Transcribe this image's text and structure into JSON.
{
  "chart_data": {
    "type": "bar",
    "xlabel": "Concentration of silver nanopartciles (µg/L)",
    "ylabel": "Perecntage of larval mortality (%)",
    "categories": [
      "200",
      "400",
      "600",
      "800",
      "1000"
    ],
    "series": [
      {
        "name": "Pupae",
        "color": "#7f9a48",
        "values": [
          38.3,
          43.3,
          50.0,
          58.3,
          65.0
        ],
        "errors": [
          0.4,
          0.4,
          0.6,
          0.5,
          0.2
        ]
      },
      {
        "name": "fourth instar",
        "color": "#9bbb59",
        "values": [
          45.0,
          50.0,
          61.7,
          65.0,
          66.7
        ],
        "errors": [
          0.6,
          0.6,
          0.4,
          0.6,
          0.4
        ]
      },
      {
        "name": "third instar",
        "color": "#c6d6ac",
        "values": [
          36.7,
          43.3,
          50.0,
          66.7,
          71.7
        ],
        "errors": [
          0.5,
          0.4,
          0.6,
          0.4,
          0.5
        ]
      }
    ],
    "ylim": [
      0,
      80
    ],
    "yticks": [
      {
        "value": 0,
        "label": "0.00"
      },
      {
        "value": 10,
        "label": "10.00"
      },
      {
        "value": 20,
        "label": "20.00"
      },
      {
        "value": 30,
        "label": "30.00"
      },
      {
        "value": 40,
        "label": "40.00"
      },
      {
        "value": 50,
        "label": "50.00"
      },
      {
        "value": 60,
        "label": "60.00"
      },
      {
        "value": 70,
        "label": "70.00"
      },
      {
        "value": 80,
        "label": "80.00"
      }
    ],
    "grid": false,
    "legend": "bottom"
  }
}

----------

Stated exercise:
Lines that include the word "color" are to be extracted from the data above.

Answer to this problem:
        "color": "#7f9a48",
        "color": "#9bbb59",
        "color": "#c6d6ac",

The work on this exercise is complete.